**PROBLEM:**
Looking at the data below, count the lines that contain the string "Timmers". Write only the total.

━━━ INFORMATION SHOWN ━━━

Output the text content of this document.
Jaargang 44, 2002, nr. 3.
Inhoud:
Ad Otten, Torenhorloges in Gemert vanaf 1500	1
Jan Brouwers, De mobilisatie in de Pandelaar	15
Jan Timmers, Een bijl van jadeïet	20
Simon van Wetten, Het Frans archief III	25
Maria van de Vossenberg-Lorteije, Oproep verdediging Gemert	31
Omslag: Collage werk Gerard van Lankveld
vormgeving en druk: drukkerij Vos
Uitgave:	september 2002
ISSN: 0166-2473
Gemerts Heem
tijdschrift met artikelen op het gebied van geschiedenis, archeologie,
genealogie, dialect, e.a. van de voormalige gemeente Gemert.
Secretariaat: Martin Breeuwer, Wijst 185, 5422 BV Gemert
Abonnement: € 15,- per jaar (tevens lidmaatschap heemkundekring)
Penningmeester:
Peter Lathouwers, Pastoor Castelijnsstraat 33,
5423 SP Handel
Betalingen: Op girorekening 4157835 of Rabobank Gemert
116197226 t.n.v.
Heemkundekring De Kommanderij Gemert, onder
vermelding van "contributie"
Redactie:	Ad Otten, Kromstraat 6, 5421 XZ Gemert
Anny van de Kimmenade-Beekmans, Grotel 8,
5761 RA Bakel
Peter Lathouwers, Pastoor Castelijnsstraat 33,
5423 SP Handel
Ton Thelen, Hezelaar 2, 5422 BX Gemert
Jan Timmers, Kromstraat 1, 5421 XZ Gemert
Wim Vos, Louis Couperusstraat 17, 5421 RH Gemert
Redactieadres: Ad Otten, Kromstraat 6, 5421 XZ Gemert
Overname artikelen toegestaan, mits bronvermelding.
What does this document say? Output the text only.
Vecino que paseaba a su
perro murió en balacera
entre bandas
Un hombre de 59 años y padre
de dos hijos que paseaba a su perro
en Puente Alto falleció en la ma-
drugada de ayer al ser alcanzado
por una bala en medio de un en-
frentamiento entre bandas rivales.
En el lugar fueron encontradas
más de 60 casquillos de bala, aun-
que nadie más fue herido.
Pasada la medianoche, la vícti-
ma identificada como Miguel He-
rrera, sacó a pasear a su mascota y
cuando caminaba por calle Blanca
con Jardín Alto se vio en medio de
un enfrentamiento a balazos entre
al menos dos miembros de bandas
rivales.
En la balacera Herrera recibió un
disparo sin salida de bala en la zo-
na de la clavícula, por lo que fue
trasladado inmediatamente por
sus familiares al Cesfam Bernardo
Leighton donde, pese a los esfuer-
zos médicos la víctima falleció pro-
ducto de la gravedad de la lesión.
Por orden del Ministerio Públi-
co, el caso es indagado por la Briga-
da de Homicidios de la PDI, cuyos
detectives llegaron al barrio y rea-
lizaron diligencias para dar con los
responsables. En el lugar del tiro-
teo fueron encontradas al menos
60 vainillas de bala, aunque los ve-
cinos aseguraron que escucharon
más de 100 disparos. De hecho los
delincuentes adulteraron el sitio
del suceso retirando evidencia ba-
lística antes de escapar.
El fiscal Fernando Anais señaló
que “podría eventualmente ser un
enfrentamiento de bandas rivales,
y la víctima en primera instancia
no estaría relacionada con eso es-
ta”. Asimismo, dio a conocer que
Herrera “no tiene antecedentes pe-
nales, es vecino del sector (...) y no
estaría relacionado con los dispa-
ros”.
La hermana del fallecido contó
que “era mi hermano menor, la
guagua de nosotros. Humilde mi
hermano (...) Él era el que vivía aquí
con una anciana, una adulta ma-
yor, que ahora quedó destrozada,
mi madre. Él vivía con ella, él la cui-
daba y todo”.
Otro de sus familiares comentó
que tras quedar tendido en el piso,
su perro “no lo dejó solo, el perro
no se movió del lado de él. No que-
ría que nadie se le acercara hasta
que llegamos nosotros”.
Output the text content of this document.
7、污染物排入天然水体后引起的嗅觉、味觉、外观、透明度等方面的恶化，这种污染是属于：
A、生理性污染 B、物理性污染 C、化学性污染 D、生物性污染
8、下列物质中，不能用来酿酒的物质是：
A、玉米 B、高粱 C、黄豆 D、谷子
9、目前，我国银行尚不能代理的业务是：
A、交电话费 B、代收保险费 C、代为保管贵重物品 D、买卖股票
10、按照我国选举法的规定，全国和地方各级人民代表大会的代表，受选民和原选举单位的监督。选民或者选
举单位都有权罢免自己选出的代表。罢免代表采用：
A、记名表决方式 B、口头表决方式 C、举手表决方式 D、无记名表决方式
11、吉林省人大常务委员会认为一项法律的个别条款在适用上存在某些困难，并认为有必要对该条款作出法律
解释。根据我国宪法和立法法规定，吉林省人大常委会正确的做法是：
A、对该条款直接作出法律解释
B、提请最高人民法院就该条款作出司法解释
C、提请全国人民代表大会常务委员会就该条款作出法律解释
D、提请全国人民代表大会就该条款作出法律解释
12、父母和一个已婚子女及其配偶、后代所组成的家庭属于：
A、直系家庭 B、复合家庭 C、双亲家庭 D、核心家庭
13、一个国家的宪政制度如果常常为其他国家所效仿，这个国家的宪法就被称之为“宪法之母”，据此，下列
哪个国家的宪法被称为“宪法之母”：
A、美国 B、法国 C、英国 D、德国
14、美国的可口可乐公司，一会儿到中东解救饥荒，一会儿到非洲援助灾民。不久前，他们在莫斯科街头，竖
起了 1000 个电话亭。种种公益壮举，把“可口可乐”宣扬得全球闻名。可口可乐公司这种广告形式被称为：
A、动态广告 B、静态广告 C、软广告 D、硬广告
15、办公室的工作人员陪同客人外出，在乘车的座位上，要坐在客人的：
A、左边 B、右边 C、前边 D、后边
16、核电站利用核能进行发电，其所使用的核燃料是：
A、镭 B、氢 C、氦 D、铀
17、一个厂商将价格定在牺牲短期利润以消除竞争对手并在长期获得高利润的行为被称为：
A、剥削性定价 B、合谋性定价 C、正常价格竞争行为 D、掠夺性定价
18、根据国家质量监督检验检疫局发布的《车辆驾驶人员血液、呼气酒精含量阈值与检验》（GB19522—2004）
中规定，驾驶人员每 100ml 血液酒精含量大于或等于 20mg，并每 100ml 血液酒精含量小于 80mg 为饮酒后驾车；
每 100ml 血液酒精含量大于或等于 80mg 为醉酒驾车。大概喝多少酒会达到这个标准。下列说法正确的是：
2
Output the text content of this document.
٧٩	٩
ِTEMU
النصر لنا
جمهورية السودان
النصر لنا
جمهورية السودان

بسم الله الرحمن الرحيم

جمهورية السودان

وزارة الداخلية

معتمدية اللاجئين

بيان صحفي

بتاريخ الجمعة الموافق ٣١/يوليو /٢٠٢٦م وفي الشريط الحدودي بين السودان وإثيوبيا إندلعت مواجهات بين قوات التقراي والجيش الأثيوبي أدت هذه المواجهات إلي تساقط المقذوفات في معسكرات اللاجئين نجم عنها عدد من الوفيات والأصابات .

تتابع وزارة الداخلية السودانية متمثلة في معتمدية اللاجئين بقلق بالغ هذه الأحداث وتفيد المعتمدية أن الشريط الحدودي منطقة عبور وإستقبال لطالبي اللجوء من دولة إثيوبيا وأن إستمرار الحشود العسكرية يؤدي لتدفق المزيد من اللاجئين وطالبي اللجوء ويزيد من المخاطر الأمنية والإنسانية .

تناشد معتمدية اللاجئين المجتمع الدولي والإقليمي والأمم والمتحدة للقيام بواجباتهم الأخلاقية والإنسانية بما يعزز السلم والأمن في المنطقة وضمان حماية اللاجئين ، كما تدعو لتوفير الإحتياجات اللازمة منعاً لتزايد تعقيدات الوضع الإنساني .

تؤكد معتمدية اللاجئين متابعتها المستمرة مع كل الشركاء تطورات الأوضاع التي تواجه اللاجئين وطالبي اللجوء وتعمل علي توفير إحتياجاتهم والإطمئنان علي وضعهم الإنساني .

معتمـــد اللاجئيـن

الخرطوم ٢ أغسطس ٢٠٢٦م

━━━

**TASK RESPONSE:**
2